- _Goal_
Write out all of the entries exactly as given.

>>>>>

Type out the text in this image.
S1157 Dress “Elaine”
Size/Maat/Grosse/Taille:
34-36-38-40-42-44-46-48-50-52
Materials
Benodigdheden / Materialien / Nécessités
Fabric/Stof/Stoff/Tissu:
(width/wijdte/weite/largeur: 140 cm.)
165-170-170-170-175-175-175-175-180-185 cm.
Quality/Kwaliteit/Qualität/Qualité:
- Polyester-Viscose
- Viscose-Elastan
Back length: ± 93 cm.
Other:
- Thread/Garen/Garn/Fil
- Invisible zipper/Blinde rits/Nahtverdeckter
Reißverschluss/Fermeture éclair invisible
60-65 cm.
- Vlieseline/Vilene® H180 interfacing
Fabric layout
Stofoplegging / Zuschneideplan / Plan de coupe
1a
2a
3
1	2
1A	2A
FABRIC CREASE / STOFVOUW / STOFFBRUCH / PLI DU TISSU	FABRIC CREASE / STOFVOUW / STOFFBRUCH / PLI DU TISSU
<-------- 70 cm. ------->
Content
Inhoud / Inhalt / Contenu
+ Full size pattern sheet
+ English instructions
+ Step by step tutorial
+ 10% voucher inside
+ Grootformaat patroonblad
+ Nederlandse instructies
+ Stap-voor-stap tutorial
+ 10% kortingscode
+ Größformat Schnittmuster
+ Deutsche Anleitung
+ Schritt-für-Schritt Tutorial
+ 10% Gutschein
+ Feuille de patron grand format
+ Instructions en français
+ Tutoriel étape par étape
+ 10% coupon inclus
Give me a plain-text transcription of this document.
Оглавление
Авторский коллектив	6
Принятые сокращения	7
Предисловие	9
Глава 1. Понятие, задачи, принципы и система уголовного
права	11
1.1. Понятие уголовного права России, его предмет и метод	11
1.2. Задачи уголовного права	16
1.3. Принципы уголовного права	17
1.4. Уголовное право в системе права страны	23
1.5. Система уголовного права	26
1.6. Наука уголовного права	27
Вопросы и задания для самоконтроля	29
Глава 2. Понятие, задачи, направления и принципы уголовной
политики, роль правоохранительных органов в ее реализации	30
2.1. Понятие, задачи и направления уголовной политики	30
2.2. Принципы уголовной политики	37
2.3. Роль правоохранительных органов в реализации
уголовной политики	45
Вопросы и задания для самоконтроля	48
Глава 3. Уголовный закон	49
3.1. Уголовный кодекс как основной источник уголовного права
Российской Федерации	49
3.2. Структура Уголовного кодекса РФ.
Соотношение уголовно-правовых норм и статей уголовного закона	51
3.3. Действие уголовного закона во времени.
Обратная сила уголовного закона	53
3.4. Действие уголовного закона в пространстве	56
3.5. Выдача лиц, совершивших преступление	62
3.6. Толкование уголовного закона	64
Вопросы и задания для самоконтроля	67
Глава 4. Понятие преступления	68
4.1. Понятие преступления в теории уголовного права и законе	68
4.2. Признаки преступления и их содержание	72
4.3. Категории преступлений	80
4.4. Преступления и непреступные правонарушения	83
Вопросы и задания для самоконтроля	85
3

<<<<<

- _Correct response_
Type out the text in this image.
S1157 Dress “Elaine”
Size/Maat/Grosse/Taille:
34-36-38-40-42-44-46-48-50-52
Materials
Benodigdheden / Materialien / Nécessités
Fabric/Stof/Stoff/Tissu:
(width/wijdte/weite/largeur: 140 cm.)
165-170-170-170-175-175-175-175-180-185 cm.
Quality/Kwaliteit/Qualität/Qualité:
- Polyester-Viscose
- Viscose-Elastan
Back length: ± 93 cm.
Other:
- Thread/Garen/Garn/Fil
- Invisible zipper/Blinde rits/Nahtverdeckter
Reißverschluss/Fermeture éclair invisible
60-65 cm.
- Vlieseline/Vilene® H180 interfacing
Fabric layout
Stofoplegging / Zuschneideplan / Plan de coupe
1a
2a
3
1	2
1A	2A
FABRIC CREASE / STOFVOUW / STOFFBRUCH / PLI DU TISSU	FABRIC CREASE / STOFVOUW / STOFFBRUCH / PLI DU TISSU
<-------- 70 cm. ------->
Content
Inhoud / Inhalt / Contenu
+ Full size pattern sheet
+ English instructions
+ Step by step tutorial
+ 10% voucher inside
+ Grootformaat patroonblad
+ Nederlandse instructies
+ Stap-voor-stap tutorial
+ 10% kortingscode
+ Größformat Schnittmuster
+ Deutsche Anleitung
+ Schritt-für-Schritt Tutorial
+ 10% Gutschein
+ Feuille de patron grand format
+ Instructions en français
+ Tutoriel étape par étape
+ 10% coupon inclus
Give me a plain-text transcription of this document.
Оглавление
Авторский коллектив	6
Принятые сокращения	7
Предисловие	9
Глава 1. Понятие, задачи, принципы и система уголовного
права	11
1.1. Понятие уголовного права России, его предмет и метод	11
1.2. Задачи уголовного права	16
1.3. Принципы уголовного права	17
1.4. Уголовное право в системе права страны	23
1.5. Система уголовного права	26
1.6. Наука уголовного права	27
Вопросы и задания для самоконтроля	29
Глава 2. Понятие, задачи, направления и принципы уголовной
политики, роль правоохранительных органов в ее реализации	30
2.1. Понятие, задачи и направления уголовной политики	30
2.2. Принципы уголовной политики	37
2.3. Роль правоохранительных органов в реализации
уголовной политики	45
Вопросы и задания для самоконтроля	48
Глава 3. Уголовный закон	49
3.1. Уголовный кодекс как основной источник уголовного права
Российской Федерации	49
3.2. Структура Уголовного кодекса РФ.
Соотношение уголовно-правовых норм и статей уголовного закона	51
3.3. Действие уголовного закона во времени.
Обратная сила уголовного закона	53
3.4. Действие уголовного закона в пространстве	56
3.5. Выдача лиц, совершивших преступление	62
3.6. Толкование уголовного закона	64
Вопросы и задания для самоконтроля	67
Глава 4. Понятие преступления	68
4.1. Понятие преступления в теории уголовного права и законе	68
4.2. Признаки преступления и их содержание	72
4.3. Категории преступлений	80
4.4. Преступления и непреступные правонарушения	83
Вопросы и задания для самоконтроля	85
3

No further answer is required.